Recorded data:
********
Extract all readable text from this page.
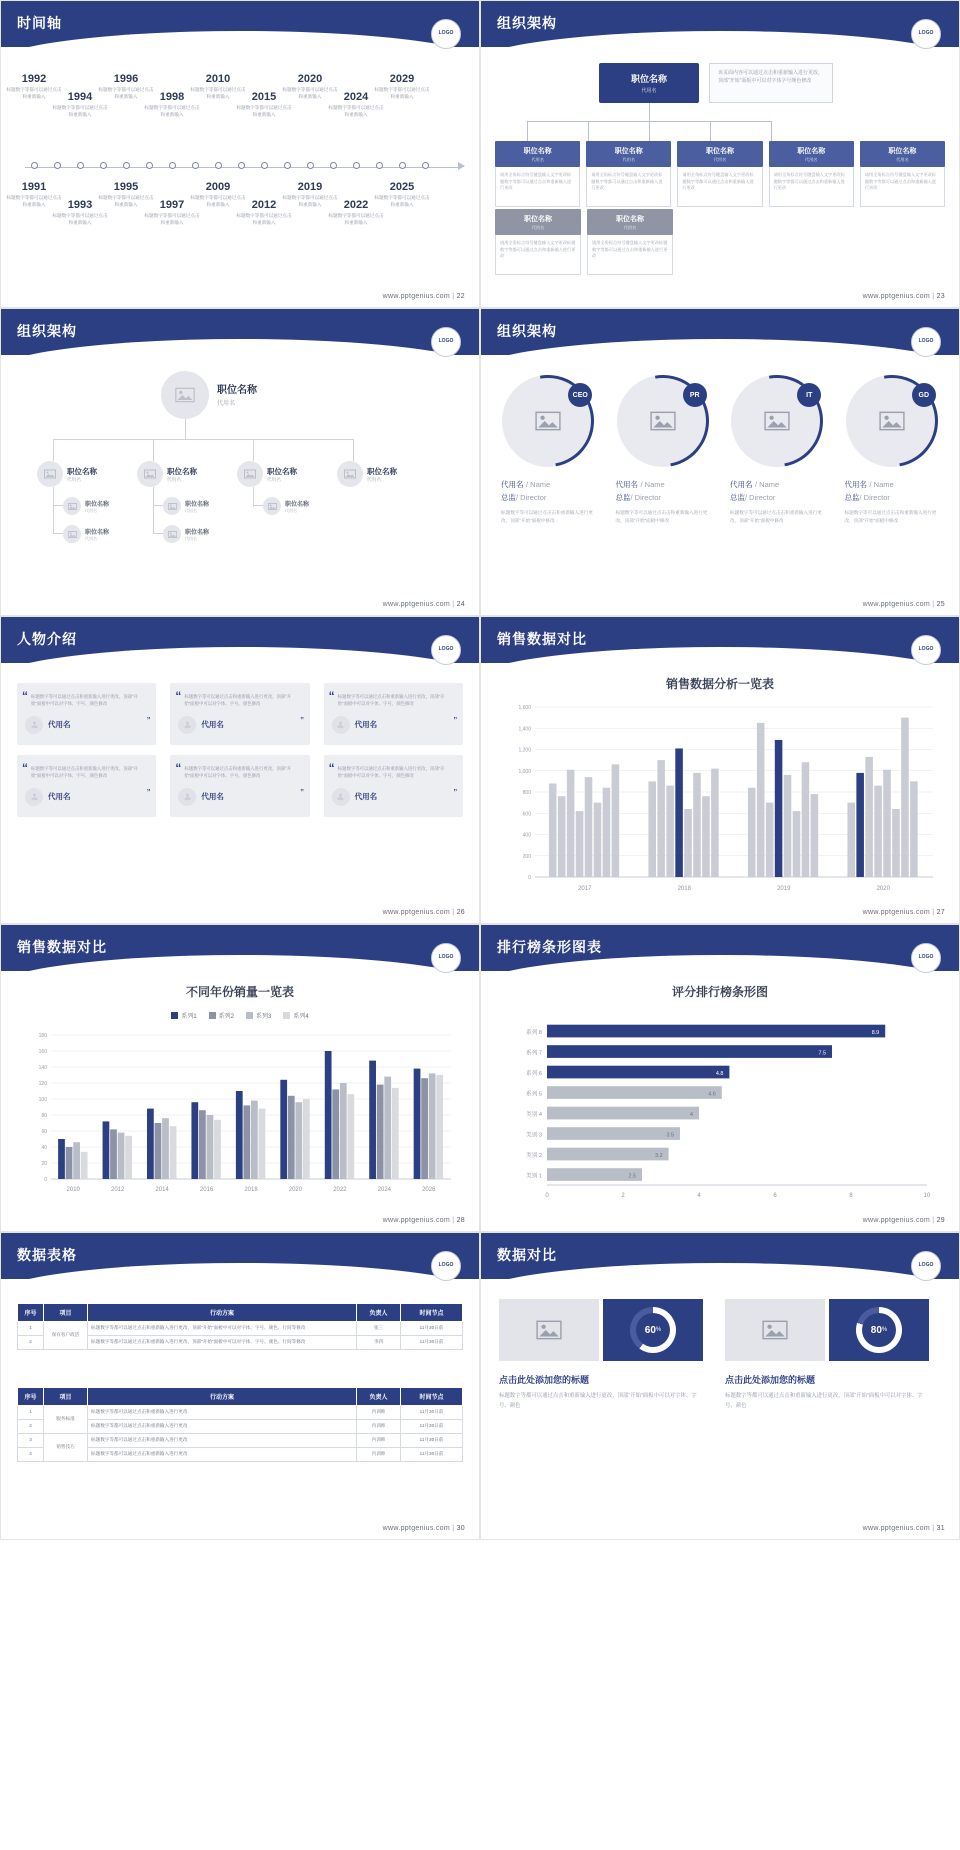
时间轴
LOGO
1992
标题数字等都可以通过点击和重新输入	1994
标题数字等都可以通过点击和重新输入
1996
标题数字等都可以通过点击和重新输入	1998
标题数字等都可以通过点击和重新输入
2010
标题数字等都可以通过点击和重新输入	2015
标题数字等都可以通过点击和重新输入
2020
标题数字等都可以通过点击和重新输入	2024
标题数字等都可以通过点击和重新输入
2029
标题数字等都可以通过点击和重新输入
1991
标题数字等都可以通过点击和重新输入	1993
标题数字等都可以通过点击和重新输入
1995
标题数字等都可以通过点击和重新输入	1997
标题数字等都可以通过点击和重新输入
2009
标题数字等都可以通过点击和重新输入	2012
标题数字等都可以通过点击和重新输入
2019
标题数字等都可以通过点击和重新输入	2022
标题数字等都可以通过点击和重新输入
2025
标题数字等都可以通过点击和重新输入
www.pptgenius.com | 22
组织架构
LOGO
职位名称
代用名
该页面内容可以通过点击和重新输入进行更改，顶部“开始”面板中可以对字体字号颜色修改
职位名称
代用名
请用全角标点符号键盘输入文字更改标题数字等都可以通过点击和重新输入进行更改
职位名称
代用名
请用全角标点符号键盘输入文字更改标题数字等都可以通过点击和重新输入进行更改
职位名称
代用名
请用全角标点符号键盘输入文字更改标题数字等都可以通过点击和重新输入进行更改
职位名称
代用名
请用全角标点符号键盘输入文字更改标题数字等都可以通过点击和重新输入进行更改
职位名称
代用名
请用全角标点符号键盘输入文字更改标题数字等都可以通过点击和重新输入进行更改
职位名称
代用名
请用全角标点符号键盘输入文字更改标题数字等都可以通过点击和重新输入进行更改
职位名称
代用名
请用全角标点符号键盘输入文字更改标题数字等都可以通过点击和重新输入进行更改
www.pptgenius.com | 23
组织架构
LOGO
职位名称
代用名
职位名称
代用名
职位名称
代用名
职位名称
代用名
职位名称
代用名
职位名称
代用名
职位名称
代用名
职位名称
代用名
职位名称
代用名
职位名称
代用名
www.pptgenius.com | 24
组织架构
LOGO
CEO
代用名 / Name
总监/ Director
标题数字等可以通过点击击和重新输入进行更改，顶部“开始”面板中修改
PR
代用名 / Name
总监/ Director
标题数字等可以通过点击击和重新输入进行更改，顶部“开始”面板中修改
IT
代用名 / Name
总监/ Director
标题数字等可以通过点击击和重新输入进行更改，顶部“开始”面板中修改
GD
代用名 / Name
总监/ Director
标题数字等可以通过点击击和重新输入进行更改，顶部“开始”面板中修改
www.pptgenius.com | 25
人物介绍
LOGO
“
”
标题数字等可以通过点击和重新输入进行更改，顶部“开始”面板中可以对字体、字号、颜色修改
代用名
“
”
标题数字等可以通过点击和重新输入进行更改，顶部“开始”面板中可以对字体、字号、颜色修改
代用名
“
”
标题数字等可以通过点击和重新输入进行更改，顶部“开始”面板中可以对字体、字号、颜色修改
代用名
“
”
标题数字等可以通过点击和重新输入进行更改，顶部“开始”面板中可以对字体、字号、颜色修改
代用名
“
”
标题数字等可以通过点击和重新输入进行更改，顶部“开始”面板中可以对字体、字号、颜色修改
代用名
“
”
标题数字等可以通过点击和重新输入进行更改，顶部“开始”面板中可以对字体、字号、颜色修改
代用名
www.pptgenius.com | 26
销售数据对比
LOGO
销售数据分析一览表
0
200
400
600
800
1,000
1,200
1,400
1,600
2017	2018	2019	2020
www.pptgenius.com | 27
销售数据对比
LOGO
不同年份销量一览表
系列1	系列2	系列3	系列4
0
20
40
60
80
100
120
140
160
180
2010	2012	2014	2016	2018	2020	2022	2024	2026
www.pptgenius.com | 28
排行榜条形图表
LOGO
评分排行榜条形图
系列 8	8.9
系列 7	7.5
系列 6	4.8
系列 5	4.6
类别 4	4
类别 3	3.5
类别 2	3.2
类别 1	2.5
0	2	4	6	8	10
www.pptgenius.com | 29
数据表格
LOGO
序号	项目	行动方案	负责人	时间节点
1	保有客户政活	标题数字等都可以通过点击和重新输入进行更改，顶部“开始”面板中可以对字体、字号、颜色、行间等修改	张三	11月30日前
2		标题数字等都可以通过点击和重新输入进行更改，顶部“开始”面板中可以对字体、字号、颜色、行间等修改	李四	11月30日前
序号	项目	行动方案	负责人	时间节点
1	服务标准	标题数字等都可以通过点击和重新输入进行更改	内训师	11月30日前
2		标题数字等都可以通过点击和重新输入进行更改	内训师	11月30日前
3	销售技巧	标题数字等都可以通过点击和重新输入进行更改	内训师	11月30日前
4		标题数字等都可以通过点击和重新输入进行更改	内训师	11月30日前
www.pptgenius.com | 30
数据对比
LOGO
60 %
点击此处添加您的标题
标题数字等都可以通过点击和重新输入进行更改，顶部“开始”面板中可以对字体、字号、颜色
80 %
点击此处添加您的标题
标题数字等都可以通过点击和重新输入进行更改，顶部“开始”面板中可以对字体、字号、颜色
www.pptgenius.com | 31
********
What is asked - Each line in the records above should be reproduced exactly; images are not copied.

Solved problem -
Extract all readable text from this page.
时间轴
LOGO
1992
标题数字等都可以通过点击和重新输入	1994
标题数字等都可以通过点击和重新输入
1996
标题数字等都可以通过点击和重新输入	1998
标题数字等都可以通过点击和重新输入
2010
标题数字等都可以通过点击和重新输入	2015
标题数字等都可以通过点击和重新输入
2020
标题数字等都可以通过点击和重新输入	2024
标题数字等都可以通过点击和重新输入
2029
标题数字等都可以通过点击和重新输入
1991
标题数字等都可以通过点击和重新输入	1993
标题数字等都可以通过点击和重新输入
1995
标题数字等都可以通过点击和重新输入	1997
标题数字等都可以通过点击和重新输入
2009
标题数字等都可以通过点击和重新输入	2012
标题数字等都可以通过点击和重新输入
2019
标题数字等都可以通过点击和重新输入	2022
标题数字等都可以通过点击和重新输入
2025
标题数字等都可以通过点击和重新输入
www.pptgenius.com | 22
组织架构
LOGO
职位名称
代用名
该页面内容可以通过点击和重新输入进行更改，顶部“开始”面板中可以对字体字号颜色修改
职位名称
代用名
请用全角标点符号键盘输入文字更改标题数字等都可以通过点击和重新输入进行更改
职位名称
代用名
请用全角标点符号键盘输入文字更改标题数字等都可以通过点击和重新输入进行更改
职位名称
代用名
请用全角标点符号键盘输入文字更改标题数字等都可以通过点击和重新输入进行更改
职位名称
代用名
请用全角标点符号键盘输入文字更改标题数字等都可以通过点击和重新输入进行更改
职位名称
代用名
请用全角标点符号键盘输入文字更改标题数字等都可以通过点击和重新输入进行更改
职位名称
代用名
请用全角标点符号键盘输入文字更改标题数字等都可以通过点击和重新输入进行更改
职位名称
代用名
请用全角标点符号键盘输入文字更改标题数字等都可以通过点击和重新输入进行更改
www.pptgenius.com | 23
组织架构
LOGO
职位名称
代用名
职位名称
代用名
职位名称
代用名
职位名称
代用名
职位名称
代用名
职位名称
代用名
职位名称
代用名
职位名称
代用名
职位名称
代用名
职位名称
代用名
www.pptgenius.com | 24
组织架构
LOGO
CEO
代用名 / Name
总监/ Director
标题数字等可以通过点击击和重新输入进行更改，顶部“开始”面板中修改
PR
代用名 / Name
总监/ Director
标题数字等可以通过点击击和重新输入进行更改，顶部“开始”面板中修改
IT
代用名 / Name
总监/ Director
标题数字等可以通过点击击和重新输入进行更改，顶部“开始”面板中修改
GD
代用名 / Name
总监/ Director
标题数字等可以通过点击击和重新输入进行更改，顶部“开始”面板中修改
www.pptgenius.com | 25
人物介绍
LOGO
“
”
标题数字等可以通过点击和重新输入进行更改，顶部“开始”面板中可以对字体、字号、颜色修改
代用名
“
”
标题数字等可以通过点击和重新输入进行更改，顶部“开始”面板中可以对字体、字号、颜色修改
代用名
“
”
标题数字等可以通过点击和重新输入进行更改，顶部“开始”面板中可以对字体、字号、颜色修改
代用名
“
”
标题数字等可以通过点击和重新输入进行更改，顶部“开始”面板中可以对字体、字号、颜色修改
代用名
“
”
标题数字等可以通过点击和重新输入进行更改，顶部“开始”面板中可以对字体、字号、颜色修改
代用名
“
”
标题数字等可以通过点击和重新输入进行更改，顶部“开始”面板中可以对字体、字号、颜色修改
代用名
www.pptgenius.com | 26
销售数据对比
LOGO
销售数据分析一览表
0
200
400
600
800
1,000
1,200
1,400
1,600
2017	2018	2019	2020
www.pptgenius.com | 27
销售数据对比
LOGO
不同年份销量一览表
系列1	系列2	系列3	系列4
0
20
40
60
80
100
120
140
160
180
2010	2012	2014	2016	2018	2020	2022	2024	2026
www.pptgenius.com | 28
排行榜条形图表
LOGO
评分排行榜条形图
系列 8	8.9
系列 7	7.5
系列 6	4.8
系列 5	4.6
类别 4	4
类别 3	3.5
类别 2	3.2
类别 1	2.5
0	2	4	6	8	10
www.pptgenius.com | 29
数据表格
LOGO
序号	项目	行动方案	负责人	时间节点
1	保有客户政活	标题数字等都可以通过点击和重新输入进行更改，顶部“开始”面板中可以对字体、字号、颜色、行间等修改	张三	11月30日前
2		标题数字等都可以通过点击和重新输入进行更改，顶部“开始”面板中可以对字体、字号、颜色、行间等修改	李四	11月30日前
序号	项目	行动方案	负责人	时间节点
1	服务标准	标题数字等都可以通过点击和重新输入进行更改	内训师	11月30日前
2		标题数字等都可以通过点击和重新输入进行更改	内训师	11月30日前
3	销售技巧	标题数字等都可以通过点击和重新输入进行更改	内训师	11月30日前
4		标题数字等都可以通过点击和重新输入进行更改	内训师	11月30日前
www.pptgenius.com | 30
数据对比
LOGO
60 %
点击此处添加您的标题
标题数字等都可以通过点击和重新输入进行更改，顶部“开始”面板中可以对字体、字号、颜色
80 %
点击此处添加您的标题
标题数字等都可以通过点击和重新输入进行更改，顶部“开始”面板中可以对字体、字号、颜色
www.pptgenius.com | 31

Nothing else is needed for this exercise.